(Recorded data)
•••

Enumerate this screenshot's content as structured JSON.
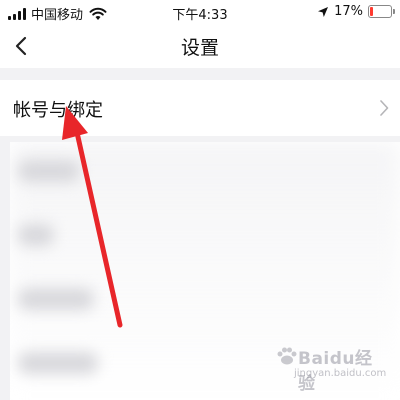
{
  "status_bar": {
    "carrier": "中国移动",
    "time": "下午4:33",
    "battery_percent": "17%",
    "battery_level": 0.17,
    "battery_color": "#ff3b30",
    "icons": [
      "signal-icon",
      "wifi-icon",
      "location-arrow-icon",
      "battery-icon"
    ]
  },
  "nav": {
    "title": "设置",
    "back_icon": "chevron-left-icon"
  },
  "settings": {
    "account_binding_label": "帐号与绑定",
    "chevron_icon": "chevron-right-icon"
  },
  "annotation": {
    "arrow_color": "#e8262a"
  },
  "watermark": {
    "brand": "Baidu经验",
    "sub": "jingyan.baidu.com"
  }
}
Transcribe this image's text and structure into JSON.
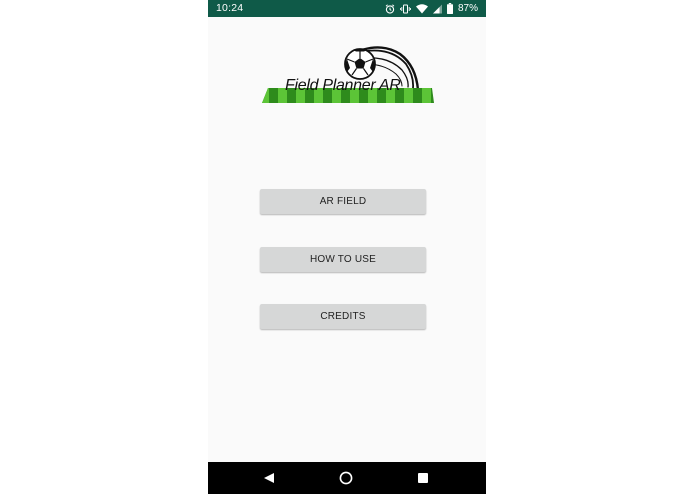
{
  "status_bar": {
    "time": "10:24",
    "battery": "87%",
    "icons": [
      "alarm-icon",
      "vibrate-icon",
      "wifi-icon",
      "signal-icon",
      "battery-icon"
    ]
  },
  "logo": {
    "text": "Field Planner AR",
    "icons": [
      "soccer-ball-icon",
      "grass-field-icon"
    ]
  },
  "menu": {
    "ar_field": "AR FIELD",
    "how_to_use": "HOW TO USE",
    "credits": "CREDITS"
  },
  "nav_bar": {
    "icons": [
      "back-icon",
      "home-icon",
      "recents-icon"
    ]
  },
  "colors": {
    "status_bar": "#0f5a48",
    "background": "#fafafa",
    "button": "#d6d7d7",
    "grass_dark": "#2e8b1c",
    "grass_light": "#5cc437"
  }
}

•••

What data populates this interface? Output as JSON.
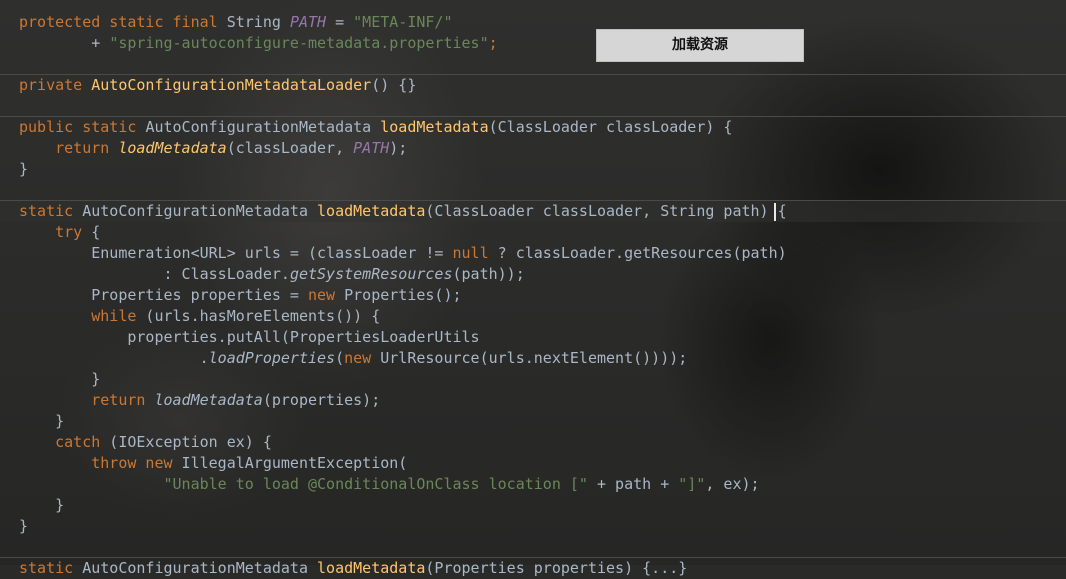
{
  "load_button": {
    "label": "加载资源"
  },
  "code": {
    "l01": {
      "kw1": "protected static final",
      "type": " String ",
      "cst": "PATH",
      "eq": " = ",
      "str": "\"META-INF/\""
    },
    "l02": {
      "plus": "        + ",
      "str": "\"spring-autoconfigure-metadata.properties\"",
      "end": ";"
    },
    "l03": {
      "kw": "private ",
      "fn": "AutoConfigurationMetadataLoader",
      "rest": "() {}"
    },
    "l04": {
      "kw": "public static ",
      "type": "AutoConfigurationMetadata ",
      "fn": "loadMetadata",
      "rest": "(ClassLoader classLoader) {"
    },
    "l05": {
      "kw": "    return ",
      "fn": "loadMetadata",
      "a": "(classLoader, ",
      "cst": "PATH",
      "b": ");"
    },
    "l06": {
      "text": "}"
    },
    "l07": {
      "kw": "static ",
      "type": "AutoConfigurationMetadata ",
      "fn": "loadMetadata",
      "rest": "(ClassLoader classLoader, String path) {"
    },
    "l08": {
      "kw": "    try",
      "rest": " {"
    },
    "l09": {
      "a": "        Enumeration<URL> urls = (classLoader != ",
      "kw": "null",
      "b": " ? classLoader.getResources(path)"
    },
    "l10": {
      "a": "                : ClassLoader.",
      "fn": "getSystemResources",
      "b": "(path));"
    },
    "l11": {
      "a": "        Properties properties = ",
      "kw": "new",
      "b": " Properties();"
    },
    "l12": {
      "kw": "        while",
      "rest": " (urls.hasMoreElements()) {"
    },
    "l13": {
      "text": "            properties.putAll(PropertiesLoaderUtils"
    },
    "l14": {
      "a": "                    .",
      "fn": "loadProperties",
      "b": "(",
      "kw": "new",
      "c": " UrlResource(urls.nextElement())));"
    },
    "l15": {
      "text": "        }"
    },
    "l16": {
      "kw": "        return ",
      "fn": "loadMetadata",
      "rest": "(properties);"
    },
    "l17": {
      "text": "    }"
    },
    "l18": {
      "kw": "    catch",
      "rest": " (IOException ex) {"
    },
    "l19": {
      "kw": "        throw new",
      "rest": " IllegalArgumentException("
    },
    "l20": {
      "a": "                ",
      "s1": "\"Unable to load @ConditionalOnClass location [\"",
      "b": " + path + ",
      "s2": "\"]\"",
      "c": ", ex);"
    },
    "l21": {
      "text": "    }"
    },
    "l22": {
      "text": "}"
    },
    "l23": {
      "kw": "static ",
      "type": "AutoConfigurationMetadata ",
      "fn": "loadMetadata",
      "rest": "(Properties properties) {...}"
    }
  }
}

•••

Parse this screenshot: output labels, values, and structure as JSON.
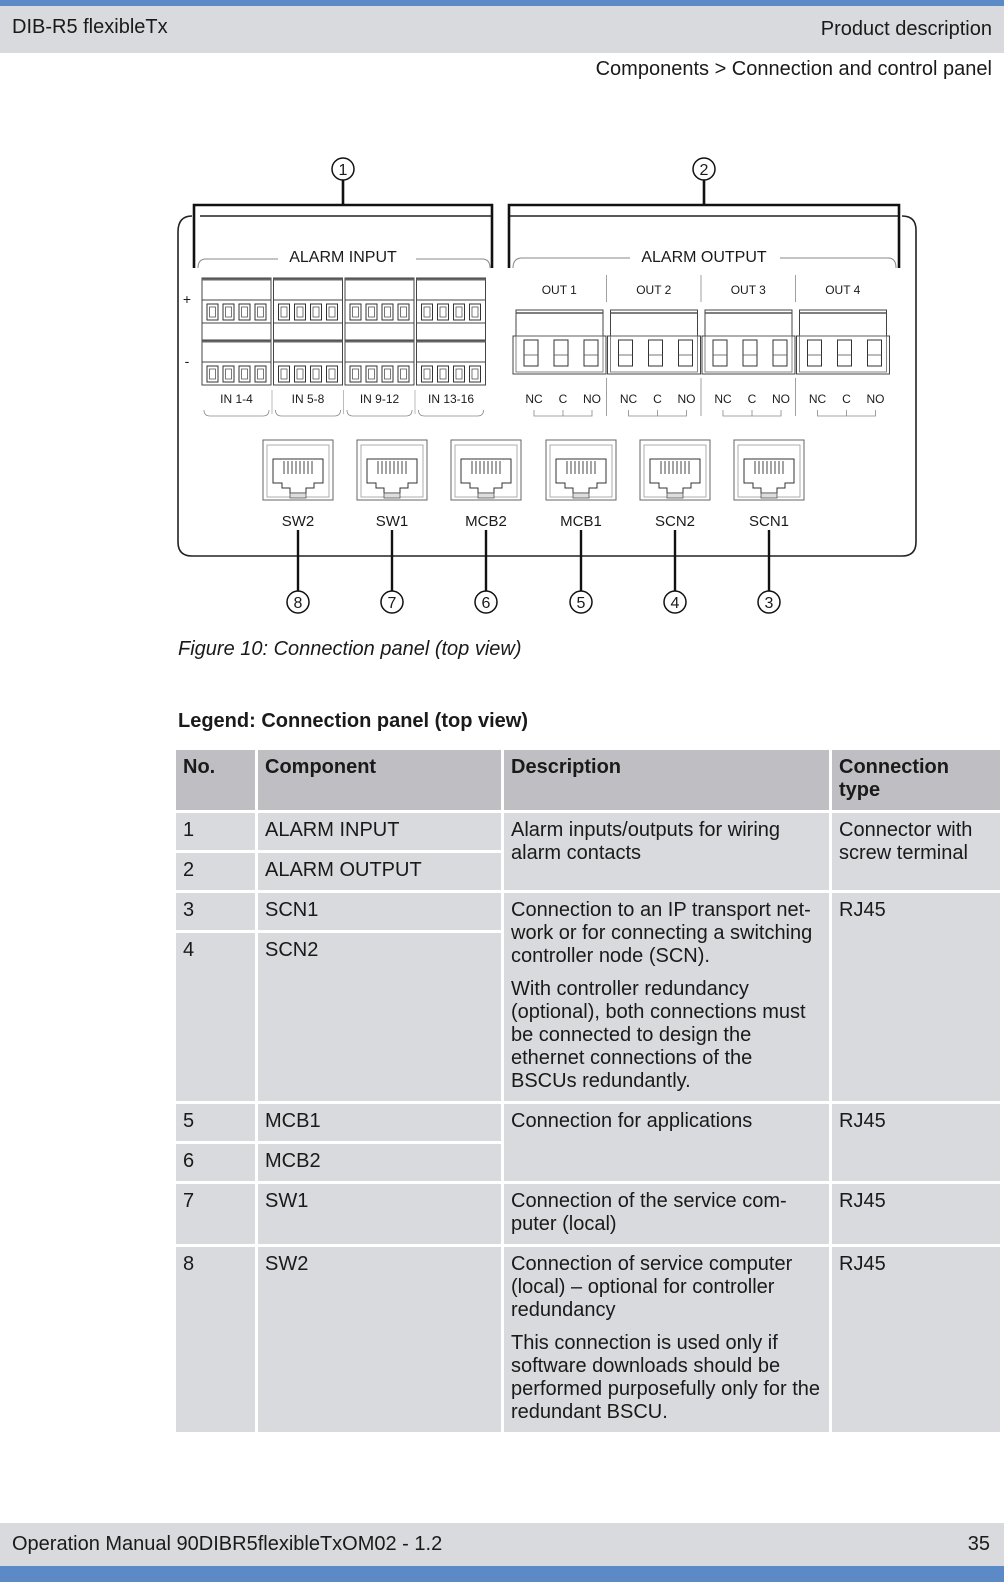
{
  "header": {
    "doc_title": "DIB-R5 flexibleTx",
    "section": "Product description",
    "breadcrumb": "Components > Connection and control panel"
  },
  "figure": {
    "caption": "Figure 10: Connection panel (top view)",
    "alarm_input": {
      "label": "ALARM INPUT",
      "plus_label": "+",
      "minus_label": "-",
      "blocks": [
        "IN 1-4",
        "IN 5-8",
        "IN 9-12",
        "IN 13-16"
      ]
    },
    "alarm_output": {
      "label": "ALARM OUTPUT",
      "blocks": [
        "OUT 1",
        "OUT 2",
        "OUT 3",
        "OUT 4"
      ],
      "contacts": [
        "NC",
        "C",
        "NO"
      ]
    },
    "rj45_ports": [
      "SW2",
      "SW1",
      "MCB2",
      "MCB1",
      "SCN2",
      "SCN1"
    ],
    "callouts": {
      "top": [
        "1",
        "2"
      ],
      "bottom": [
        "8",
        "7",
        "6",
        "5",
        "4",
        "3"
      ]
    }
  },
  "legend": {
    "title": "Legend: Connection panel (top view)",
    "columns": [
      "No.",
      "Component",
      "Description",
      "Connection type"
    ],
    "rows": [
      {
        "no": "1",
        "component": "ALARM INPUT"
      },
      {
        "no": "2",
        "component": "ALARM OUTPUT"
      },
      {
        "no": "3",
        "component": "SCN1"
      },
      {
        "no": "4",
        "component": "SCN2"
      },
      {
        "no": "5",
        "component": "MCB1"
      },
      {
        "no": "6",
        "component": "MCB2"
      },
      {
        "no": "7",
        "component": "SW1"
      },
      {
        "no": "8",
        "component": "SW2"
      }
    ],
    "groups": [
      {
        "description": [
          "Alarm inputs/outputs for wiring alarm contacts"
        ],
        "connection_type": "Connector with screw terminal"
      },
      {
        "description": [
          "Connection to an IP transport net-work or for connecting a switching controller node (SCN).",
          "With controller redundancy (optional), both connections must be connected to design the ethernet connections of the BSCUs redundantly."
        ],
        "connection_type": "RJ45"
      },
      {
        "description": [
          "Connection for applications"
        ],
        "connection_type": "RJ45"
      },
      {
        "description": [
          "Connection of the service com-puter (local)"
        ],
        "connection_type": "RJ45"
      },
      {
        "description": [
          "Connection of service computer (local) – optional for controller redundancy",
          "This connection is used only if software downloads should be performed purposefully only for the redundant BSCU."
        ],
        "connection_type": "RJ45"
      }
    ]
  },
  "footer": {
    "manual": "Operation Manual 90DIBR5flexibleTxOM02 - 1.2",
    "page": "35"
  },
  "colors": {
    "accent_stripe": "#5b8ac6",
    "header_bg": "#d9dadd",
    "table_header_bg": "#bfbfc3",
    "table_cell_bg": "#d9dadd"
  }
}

•••

→ Task directions: From the entries above, list each line with "panel" in it.

→ Response to this task:
    "breadcrumb": "Components > Connection and control panel"
    "caption": "Figure 10: Connection panel (top view)",
    "title": "Legend: Connection panel (top view)",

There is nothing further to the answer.